• [The input]
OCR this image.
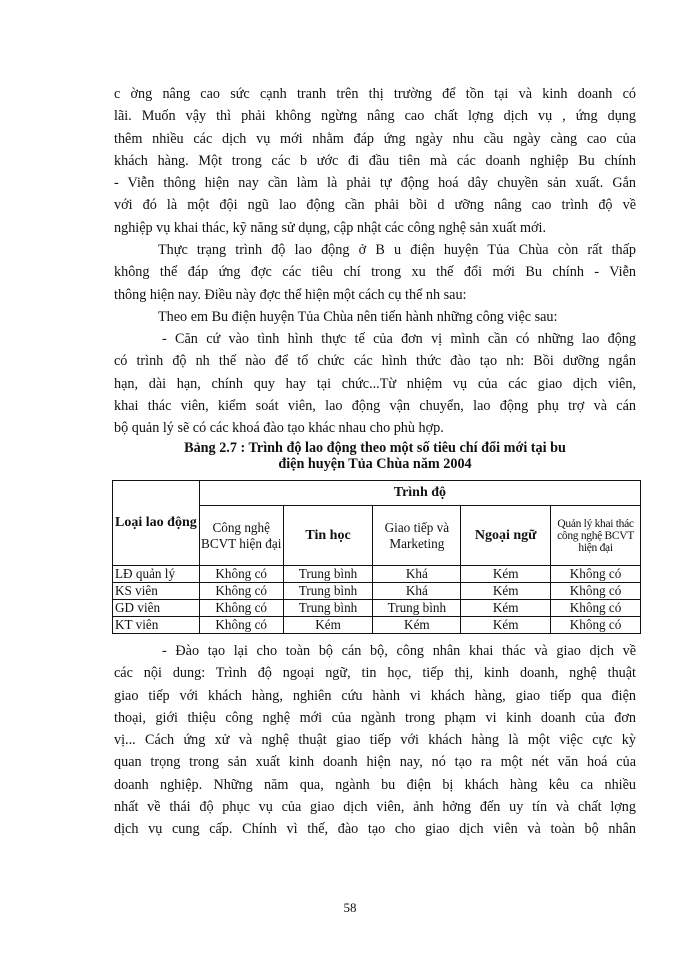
c ờng nâng cao sức cạnh tranh trên thị trường để tồn tại và kinh doanh có
lãi. Muốn vậy thì phải không ngừng nâng cao chất lợng dịch vụ , ứng dụng
thêm nhiều các dịch vụ mới nhằm đáp ứng ngày nhu cầu ngày càng cao của
khách hàng. Một trong các b ước đi đầu tiên mà các doanh nghiệp Bu chính
- Viễn thông hiện nay cần làm là phải tự động hoá dây chuyền sản xuất. Gắn
với đó là một đội ngũ lao động cần phải bồi d ưỡng nâng cao trình độ về
nghiệp vụ khai thác, kỹ năng sử dụng, cập nhật các công nghệ sản xuất mới.
Thực trạng trình độ lao động ở B u điện huyện Tủa Chùa còn rất thấp
không thể đáp ứng đợc các tiêu chí trong xu thế đổi mới Bu chính - Viễn
thông hiện nay. Điều này đợc thể hiện một cách cụ thể nh sau:
Theo em Bu điện huyện Tủa Chùa nên tiến hành những công việc sau:
- Căn cứ vào tình hình thực tế của đơn vị mình cần có những lao động
có trình độ nh thế nào để tổ chức các hình thức đào tạo nh: Bồi dưỡng ngắn
hạn, dài hạn, chính quy hay tại chức...Từ nhiệm vụ của các giao dịch viên,
khai thác viên, kiểm soát viên, lao động vận chuyển, lao động phụ trợ và cán
bộ quản lý sẽ có các khoá đào tạo khác nhau cho phù hợp.
Bảng 2.7 : Trình độ lao động theo một số tiêu chí đổi mới tại bu
điện huyện Tủa Chùa năm 2004
Loại lao động	Trình độ				
	Công nghệ BCVT hiện đại	Tin học	Giao tiếp và Marketing	Ngoại ngữ	Quản lý khai thác công nghệ BCVT hiện đại
LĐ quản lý	Không có	Trung bình	Khá	Kém	Không có
KS viên	Không có	Trung bình	Khá	Kém	Không có
GD viên	Không có	Trung bình	Trung bình	Kém	Không có
KT viên	Không có	Kém	Kém	Kém	Không có
- Đào tạo lại cho toàn bộ cán bộ, công nhân khai thác và giao dịch về
các nội dung: Trình độ ngoại ngữ, tin học, tiếp thị, kinh doanh, nghệ thuật
giao tiếp với khách hàng, nghiên cứu hành vi khách hàng, giao tiếp qua điện
thoại, giới thiệu công nghệ mới của ngành trong phạm vi kinh doanh của đơn
vị... Cách ứng xử và nghệ thuật giao tiếp với khách hàng là một việc cực kỳ
quan trọng trong sản xuất kinh doanh hiện nay, nó tạo ra một nét văn hoá của
doanh nghiệp. Những năm qua, ngành bu điện bị khách hàng kêu ca nhiều
nhất về thái độ phục vụ của giao dịch viên, ảnh hởng đến uy tín và chất lợng
dịch vụ cung cấp. Chính vì thế, đào tạo cho giao dịch viên và toàn bộ nhân
58
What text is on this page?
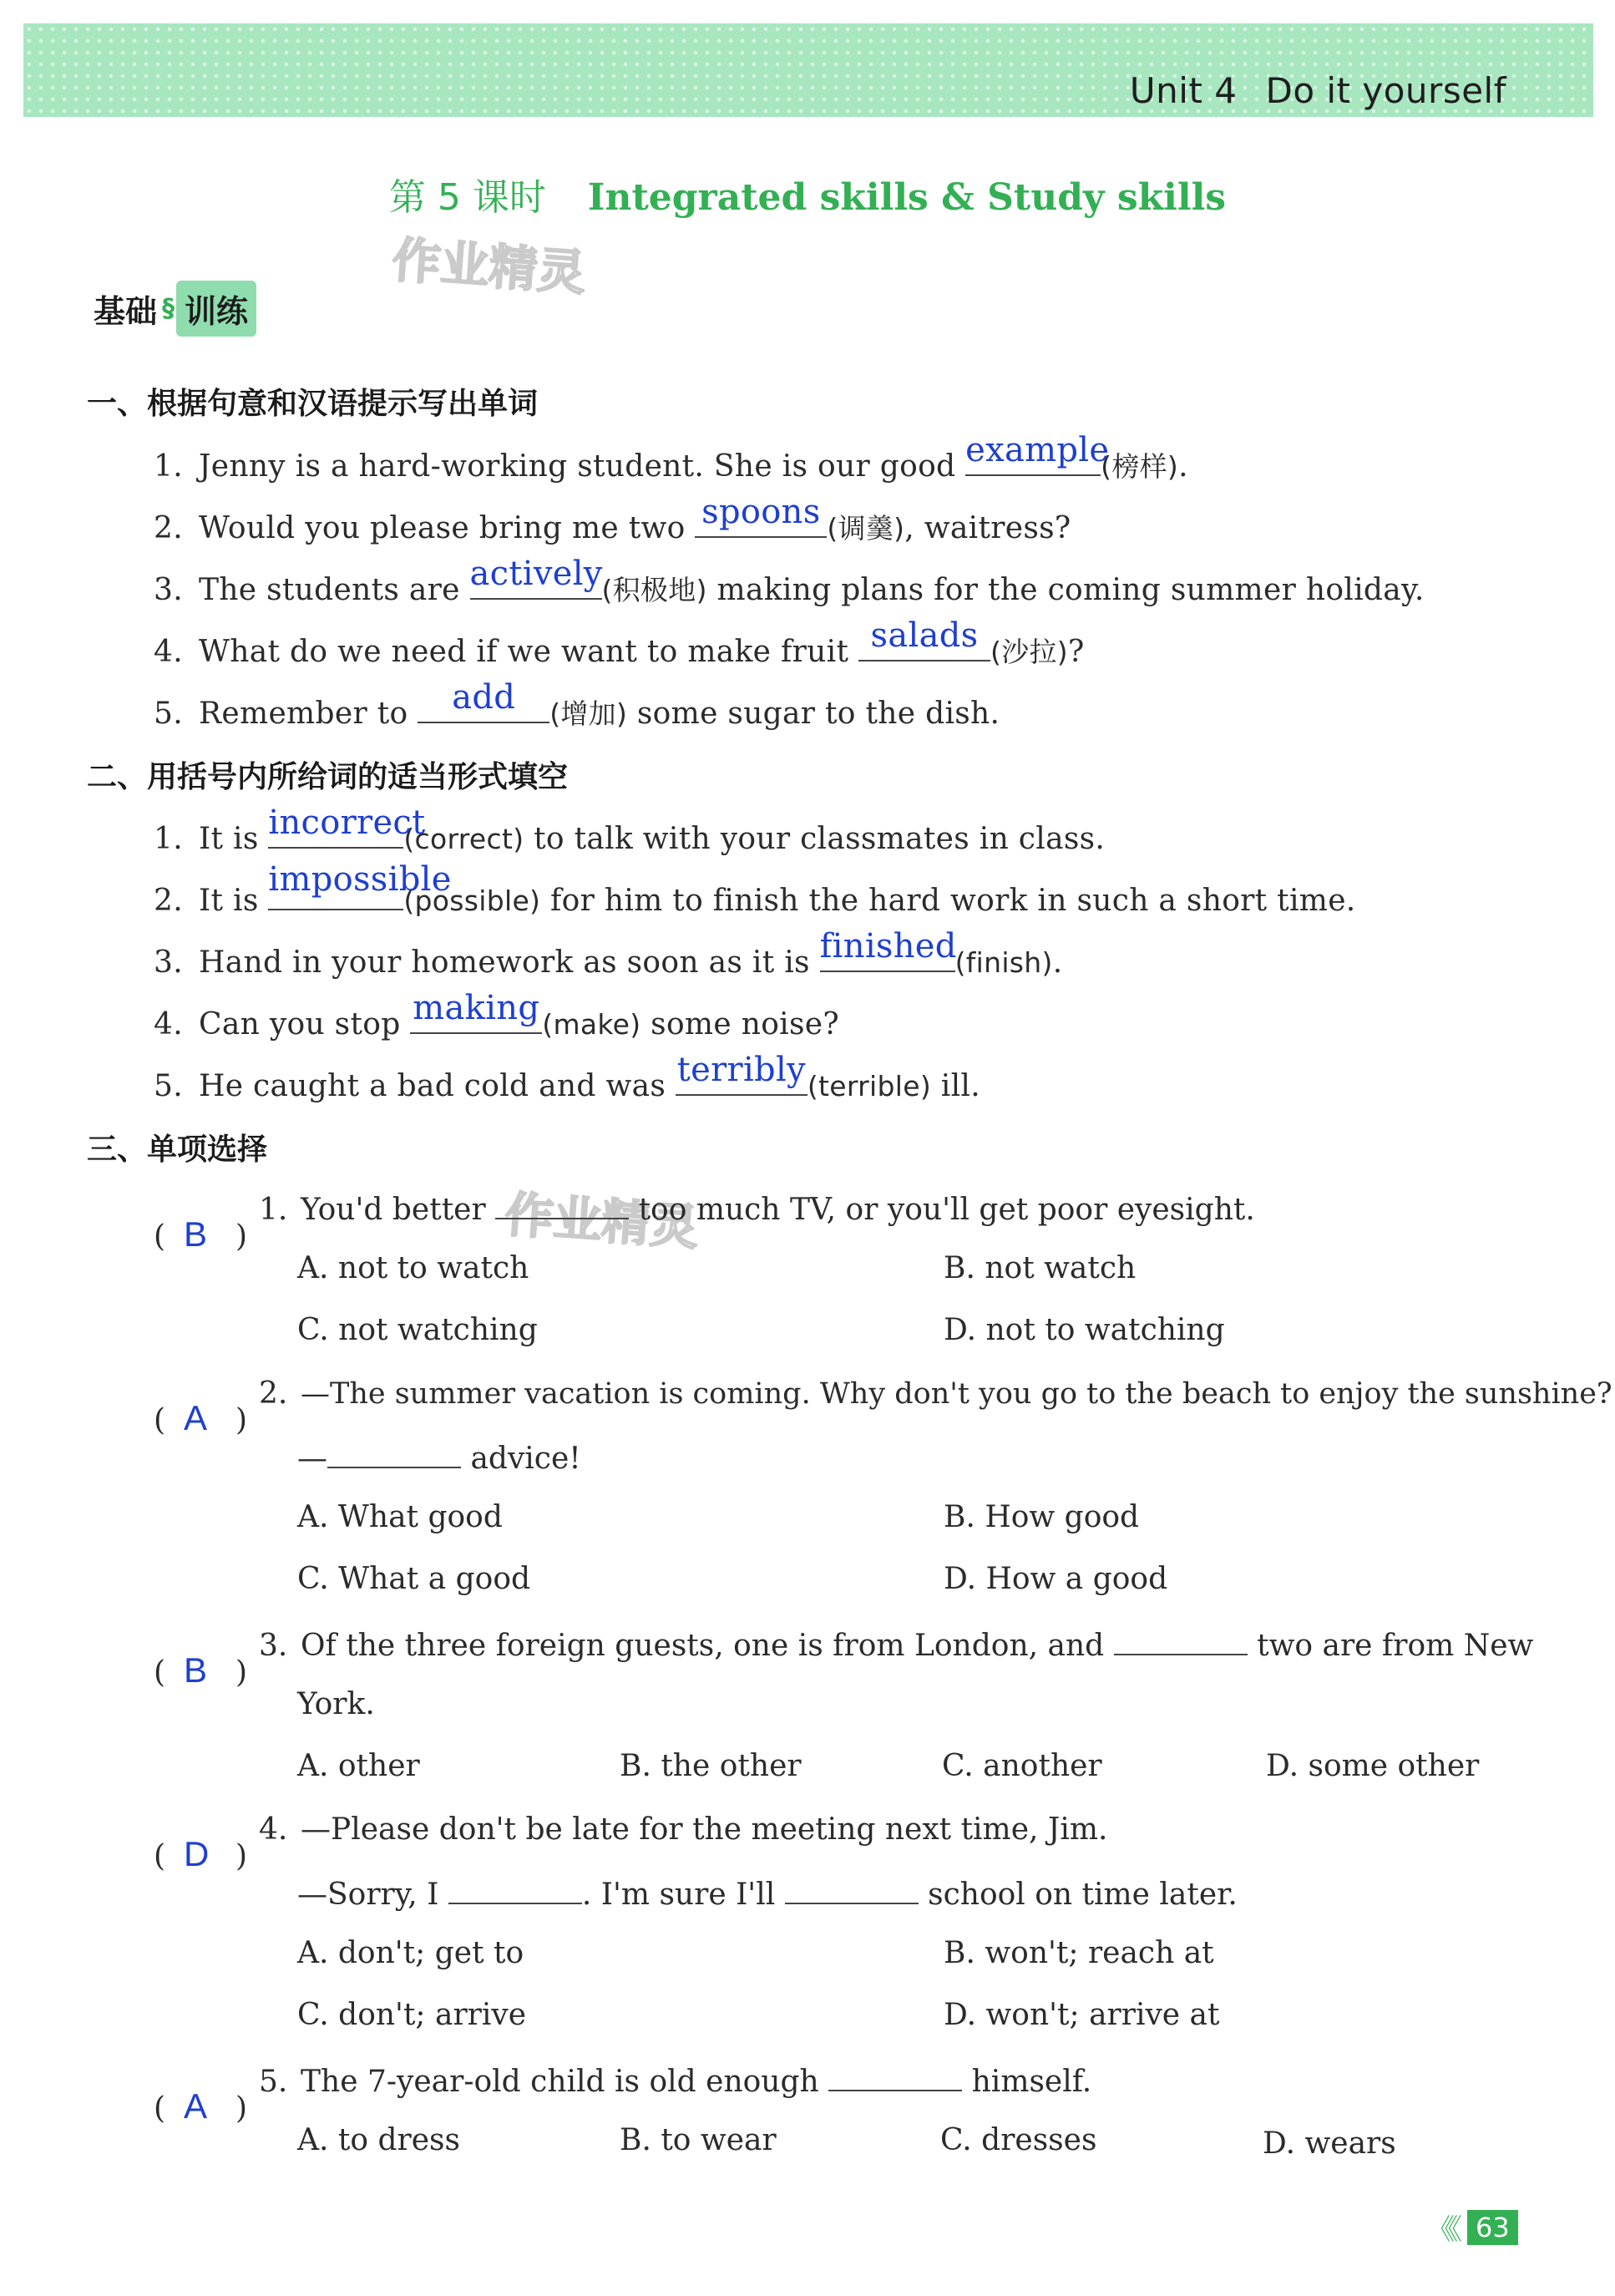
Unit 4 Do it yourself
第 5 课时 Integrated skills & Study skills
作业精灵
作业精灵
基础 § 训练
一、根据句意和汉语提示写出单词
1. Jenny is a hard-working student. She is our good example
(榜样).
2. Would you please bring me two spoons (调羹), waitress?
3. The students are actively
(积极地) making plans for the coming summer holiday.
4. What do we need if we want to make fruit salads (沙拉)?
5. Remember to	add	(增加) some sugar to the dish.
二、用括号内所给词的适当形式填空
1. It is incorrect
(correct) to talk with your classmates in class.
2. It is
impossible
(possible) for him to finish the hard work in such a short time.
3. Hand in your homework as soon as it is finished
(finish).
4. Can you stop making (make) some noise?
5. He caught a bad cold and was terribly (terrible) ill.
三、单项选择
( B )
1. You'd better	too much TV, or you'll get poor eyesight.
A. not to watch	B. not watch
C. not watching	D. not to watching
( A )
2. —The summer vacation is coming. Why don't you go to the beach to enjoy the sunshine?
—	advice!
A. What good	B. How good
C. What a good	D. How a good
( B )
3. Of the three foreign guests, one is from London, and	two are from New
York.
A. other	B. the other	C. another	D. some other
( D )
4. —Please don't be late for the meeting next time, Jim.
—Sorry, I	. I'm sure I'll	school on time later.
A. don't; get to	B. won't; reach at
C. don't; arrive	D. won't; arrive at
( A )
5. The 7-year-old child is old enough	himself.
A. to dress	B. to wear	C. dresses	D. wears
《《 63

• [Short task]
Your task is to gather every line with the word "summer" and copy it.

• [The solution]
(积极地) making plans for the coming summer holiday.
2. —The summer vacation is coming. Why don't you go to the beach to enjoy the sunshine?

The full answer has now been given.